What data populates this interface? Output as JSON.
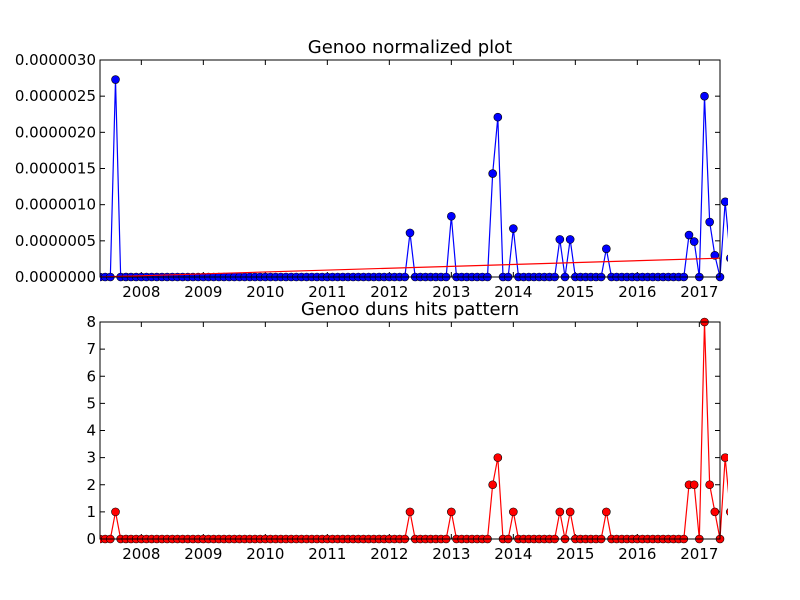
{
  "chart_data": [
    {
      "type": "line",
      "title": "Genoo normalized plot",
      "xlabel": "",
      "ylabel": "",
      "x_start": "2007-05",
      "x_end": "2017-05",
      "xlim": [
        "2007-05",
        "2017-05"
      ],
      "ylim": [
        0,
        3e-06
      ],
      "xticks": [
        "2008",
        "2009",
        "2010",
        "2011",
        "2012",
        "2013",
        "2014",
        "2015",
        "2016",
        "2017"
      ],
      "yticks": [
        "0.0000000",
        "0.0000005",
        "0.0000010",
        "0.0000015",
        "0.0000020",
        "0.0000025",
        "0.0000030"
      ],
      "grid": false,
      "series": [
        {
          "color": "#0000ff",
          "marker": "circle",
          "values": [
            0,
            0,
            0,
            2.73e-06,
            0,
            0,
            0,
            0,
            0,
            0,
            0,
            0,
            0,
            0,
            0,
            0,
            0,
            0,
            0,
            0,
            0,
            0,
            0,
            0,
            0,
            0,
            0,
            0,
            0,
            0,
            0,
            0,
            0,
            0,
            0,
            0,
            0,
            0,
            0,
            0,
            0,
            0,
            0,
            0,
            0,
            0,
            0,
            0,
            0,
            0,
            0,
            0,
            0,
            0,
            0,
            0,
            0,
            0,
            0,
            0,
            6.1e-07,
            0,
            0,
            0,
            0,
            0,
            0,
            0,
            8.4e-07,
            0,
            0,
            0,
            0,
            0,
            0,
            0,
            1.43e-06,
            2.21e-06,
            0,
            0,
            6.7e-07,
            0,
            0,
            0,
            0,
            0,
            0,
            0,
            0,
            5.2e-07,
            0,
            5.2e-07,
            0,
            0,
            0,
            0,
            0,
            0,
            3.9e-07,
            0,
            0,
            0,
            0,
            0,
            0,
            0,
            0,
            0,
            0,
            0,
            0,
            0,
            0,
            0,
            5.8e-07,
            4.9e-07,
            0,
            2.5e-06,
            7.6e-07,
            3e-07,
            0,
            1.04e-06,
            2.6e-07
          ]
        },
        {
          "color": "#ff0000",
          "marker": "none",
          "trend": [
            0,
            2.6e-07
          ]
        }
      ]
    },
    {
      "type": "line",
      "title": "Genoo duns hits pattern",
      "xlabel": "",
      "ylabel": "",
      "x_start": "2007-05",
      "x_end": "2017-05",
      "xlim": [
        "2007-05",
        "2017-05"
      ],
      "ylim": [
        0,
        8
      ],
      "xticks": [
        "2008",
        "2009",
        "2010",
        "2011",
        "2012",
        "2013",
        "2014",
        "2015",
        "2016",
        "2017"
      ],
      "yticks": [
        "0",
        "1",
        "2",
        "3",
        "4",
        "5",
        "6",
        "7",
        "8"
      ],
      "grid": false,
      "series": [
        {
          "color": "#ff0000",
          "marker": "circle",
          "values": [
            0,
            0,
            0,
            1,
            0,
            0,
            0,
            0,
            0,
            0,
            0,
            0,
            0,
            0,
            0,
            0,
            0,
            0,
            0,
            0,
            0,
            0,
            0,
            0,
            0,
            0,
            0,
            0,
            0,
            0,
            0,
            0,
            0,
            0,
            0,
            0,
            0,
            0,
            0,
            0,
            0,
            0,
            0,
            0,
            0,
            0,
            0,
            0,
            0,
            0,
            0,
            0,
            0,
            0,
            0,
            0,
            0,
            0,
            0,
            0,
            1,
            0,
            0,
            0,
            0,
            0,
            0,
            0,
            1,
            0,
            0,
            0,
            0,
            0,
            0,
            0,
            2,
            3,
            0,
            0,
            1,
            0,
            0,
            0,
            0,
            0,
            0,
            0,
            0,
            1,
            0,
            1,
            0,
            0,
            0,
            0,
            0,
            0,
            1,
            0,
            0,
            0,
            0,
            0,
            0,
            0,
            0,
            0,
            0,
            0,
            0,
            0,
            0,
            0,
            2,
            2,
            0,
            8,
            2,
            1,
            0,
            3,
            1
          ]
        }
      ]
    }
  ]
}
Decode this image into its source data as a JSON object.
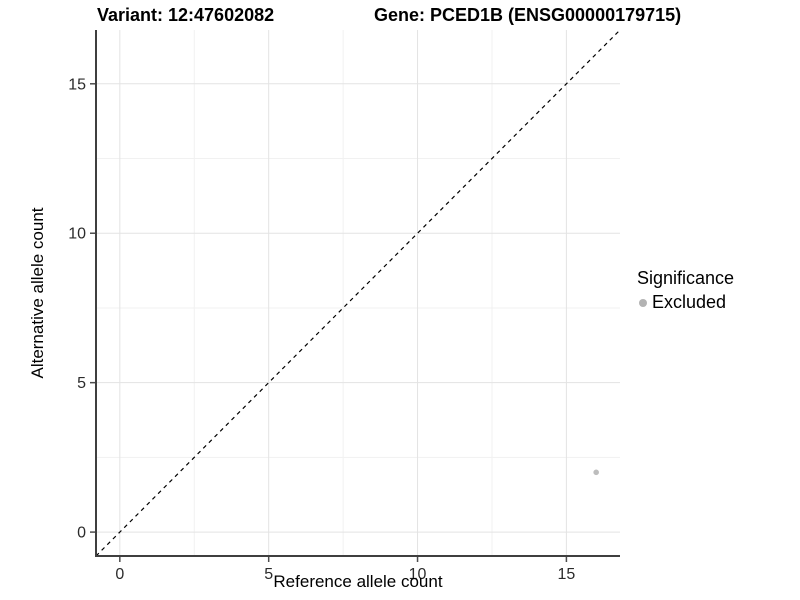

- WHAT IS REQUIRED -
Reproduce each line word for word and drop the pictures.

- OUTPUT FOR THIS EXERCISE -
What data populates this interface? Output as JSON.
{
  "chart_data": [
    {
      "type": "line",
      "title": "Genoo normalized plot",
      "xlabel": "",
      "ylabel": "",
      "x_start": "2007-05",
      "x_end": "2017-05",
      "xlim": [
        "2007-05",
        "2017-05"
      ],
      "ylim": [
        0,
        3e-06
      ],
      "xticks": [
        "2008",
        "2009",
        "2010",
        "2011",
        "2012",
        "2013",
        "2014",
        "2015",
        "2016",
        "2017"
      ],
      "yticks": [
        "0.0000000",
        "0.0000005",
        "0.0000010",
        "0.0000015",
        "0.0000020",
        "0.0000025",
        "0.0000030"
      ],
      "grid": false,
      "series": [
        {
          "color": "#0000ff",
          "marker": "circle",
          "values": [
            0,
            0,
            0,
            2.73e-06,
            0,
            0,
            0,
            0,
            0,
            0,
            0,
            0,
            0,
            0,
            0,
            0,
            0,
            0,
            0,
            0,
            0,
            0,
            0,
            0,
            0,
            0,
            0,
            0,
            0,
            0,
            0,
            0,
            0,
            0,
            0,
            0,
            0,
            0,
            0,
            0,
            0,
            0,
            0,
            0,
            0,
            0,
            0,
            0,
            0,
            0,
            0,
            0,
            0,
            0,
            0,
            0,
            0,
            0,
            0,
            0,
            6.1e-07,
            0,
            0,
            0,
            0,
            0,
            0,
            0,
            8.4e-07,
            0,
            0,
            0,
            0,
            0,
            0,
            0,
            1.43e-06,
            2.21e-06,
            0,
            0,
            6.7e-07,
            0,
            0,
            0,
            0,
            0,
            0,
            0,
            0,
            5.2e-07,
            0,
            5.2e-07,
            0,
            0,
            0,
            0,
            0,
            0,
            3.9e-07,
            0,
            0,
            0,
            0,
            0,
            0,
            0,
            0,
            0,
            0,
            0,
            0,
            0,
            0,
            0,
            5.8e-07,
            4.9e-07,
            0,
            2.5e-06,
            7.6e-07,
            3e-07,
            0,
            1.04e-06,
            2.6e-07
          ]
        },
        {
          "color": "#ff0000",
          "marker": "none",
          "trend": [
            0,
            2.6e-07
          ]
        }
      ]
    },
    {
      "type": "line",
      "title": "Genoo duns hits pattern",
      "xlabel": "",
      "ylabel": "",
      "x_start": "2007-05",
      "x_end": "2017-05",
      "xlim": [
        "2007-05",
        "2017-05"
      ],
      "ylim": [
        0,
        8
      ],
      "xticks": [
        "2008",
        "2009",
        "2010",
        "2011",
        "2012",
        "2013",
        "2014",
        "2015",
        "2016",
        "2017"
      ],
      "yticks": [
        "0",
        "1",
        "2",
        "3",
        "4",
        "5",
        "6",
        "7",
        "8"
      ],
      "grid": false,
      "series": [
        {
          "color": "#ff0000",
          "marker": "circle",
          "values": [
            0,
            0,
            0,
            1,
            0,
            0,
            0,
            0,
            0,
            0,
            0,
            0,
            0,
            0,
            0,
            0,
            0,
            0,
            0,
            0,
            0,
            0,
            0,
            0,
            0,
            0,
            0,
            0,
            0,
            0,
            0,
            0,
            0,
            0,
            0,
            0,
            0,
            0,
            0,
            0,
            0,
            0,
            0,
            0,
            0,
            0,
            0,
            0,
            0,
            0,
            0,
            0,
            0,
            0,
            0,
            0,
            0,
            0,
            0,
            0,
            1,
            0,
            0,
            0,
            0,
            0,
            0,
            0,
            1,
            0,
            0,
            0,
            0,
            0,
            0,
            0,
            2,
            3,
            0,
            0,
            1,
            0,
            0,
            0,
            0,
            0,
            0,
            0,
            0,
            1,
            0,
            1,
            0,
            0,
            0,
            0,
            0,
            0,
            1,
            0,
            0,
            0,
            0,
            0,
            0,
            0,
            0,
            0,
            0,
            0,
            0,
            0,
            0,
            0,
            2,
            2,
            0,
            8,
            2,
            1,
            0,
            3,
            1
          ]
        }
      ]
    }
  ]
}
Decode this image into its source data as a JSON object.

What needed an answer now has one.